### SET PROBLEM
Exact reproduction is required for all entries.

[Extracted records]
= = =
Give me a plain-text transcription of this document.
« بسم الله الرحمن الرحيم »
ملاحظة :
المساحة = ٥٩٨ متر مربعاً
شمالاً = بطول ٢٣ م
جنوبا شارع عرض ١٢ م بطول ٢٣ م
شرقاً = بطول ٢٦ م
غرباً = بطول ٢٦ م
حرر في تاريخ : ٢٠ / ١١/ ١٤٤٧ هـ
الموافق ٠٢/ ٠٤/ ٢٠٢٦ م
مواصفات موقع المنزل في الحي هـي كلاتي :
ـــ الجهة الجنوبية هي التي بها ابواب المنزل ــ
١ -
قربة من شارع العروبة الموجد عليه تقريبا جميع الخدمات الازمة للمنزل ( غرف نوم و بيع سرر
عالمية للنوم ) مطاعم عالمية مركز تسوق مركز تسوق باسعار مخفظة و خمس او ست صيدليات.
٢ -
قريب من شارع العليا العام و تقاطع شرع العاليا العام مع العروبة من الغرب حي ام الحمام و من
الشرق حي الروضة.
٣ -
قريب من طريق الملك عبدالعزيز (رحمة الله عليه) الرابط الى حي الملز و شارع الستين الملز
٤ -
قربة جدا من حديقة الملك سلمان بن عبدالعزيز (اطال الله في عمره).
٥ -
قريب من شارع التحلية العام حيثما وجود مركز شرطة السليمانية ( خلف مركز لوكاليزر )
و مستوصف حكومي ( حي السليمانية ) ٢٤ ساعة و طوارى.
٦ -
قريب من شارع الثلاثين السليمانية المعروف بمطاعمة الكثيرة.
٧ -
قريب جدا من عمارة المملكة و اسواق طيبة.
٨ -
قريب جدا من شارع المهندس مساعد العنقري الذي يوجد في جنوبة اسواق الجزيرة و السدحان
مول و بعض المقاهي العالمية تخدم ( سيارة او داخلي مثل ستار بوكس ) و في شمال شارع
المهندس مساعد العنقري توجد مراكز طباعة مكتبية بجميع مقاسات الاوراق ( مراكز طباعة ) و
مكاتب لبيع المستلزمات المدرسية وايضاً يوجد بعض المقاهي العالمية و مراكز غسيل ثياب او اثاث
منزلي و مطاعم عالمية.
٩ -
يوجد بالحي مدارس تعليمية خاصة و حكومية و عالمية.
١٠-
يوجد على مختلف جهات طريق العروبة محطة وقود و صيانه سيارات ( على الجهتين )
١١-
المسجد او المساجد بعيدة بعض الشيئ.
= = =
### RESPONSE TO THE EXERCISE
Give me a plain-text transcription of this document.
« بسم الله الرحمن الرحيم »
ملاحظة :
المساحة = ٥٩٨ متر مربعاً
شمالاً = بطول ٢٣ م
جنوبا شارع عرض ١٢ م بطول ٢٣ م
شرقاً = بطول ٢٦ م
غرباً = بطول ٢٦ م
حرر في تاريخ : ٢٠ / ١١/ ١٤٤٧ هـ
الموافق ٠٢/ ٠٤/ ٢٠٢٦ م
مواصفات موقع المنزل في الحي هـي كلاتي :
ـــ الجهة الجنوبية هي التي بها ابواب المنزل ــ
١ -
قربة من شارع العروبة الموجد عليه تقريبا جميع الخدمات الازمة للمنزل ( غرف نوم و بيع سرر
عالمية للنوم ) مطاعم عالمية مركز تسوق مركز تسوق باسعار مخفظة و خمس او ست صيدليات.
٢ -
قريب من شارع العليا العام و تقاطع شرع العاليا العام مع العروبة من الغرب حي ام الحمام و من
الشرق حي الروضة.
٣ -
قريب من طريق الملك عبدالعزيز (رحمة الله عليه) الرابط الى حي الملز و شارع الستين الملز
٤ -
قربة جدا من حديقة الملك سلمان بن عبدالعزيز (اطال الله في عمره).
٥ -
قريب من شارع التحلية العام حيثما وجود مركز شرطة السليمانية ( خلف مركز لوكاليزر )
و مستوصف حكومي ( حي السليمانية ) ٢٤ ساعة و طوارى.
٦ -
قريب من شارع الثلاثين السليمانية المعروف بمطاعمة الكثيرة.
٧ -
قريب جدا من عمارة المملكة و اسواق طيبة.
٨ -
قريب جدا من شارع المهندس مساعد العنقري الذي يوجد في جنوبة اسواق الجزيرة و السدحان
مول و بعض المقاهي العالمية تخدم ( سيارة او داخلي مثل ستار بوكس ) و في شمال شارع
المهندس مساعد العنقري توجد مراكز طباعة مكتبية بجميع مقاسات الاوراق ( مراكز طباعة ) و
مكاتب لبيع المستلزمات المدرسية وايضاً يوجد بعض المقاهي العالمية و مراكز غسيل ثياب او اثاث
منزلي و مطاعم عالمية.
٩ -
يوجد بالحي مدارس تعليمية خاصة و حكومية و عالمية.
١٠-
يوجد على مختلف جهات طريق العروبة محطة وقود و صيانه سيارات ( على الجهتين )
١١-
المسجد او المساجد بعيدة بعض الشيئ.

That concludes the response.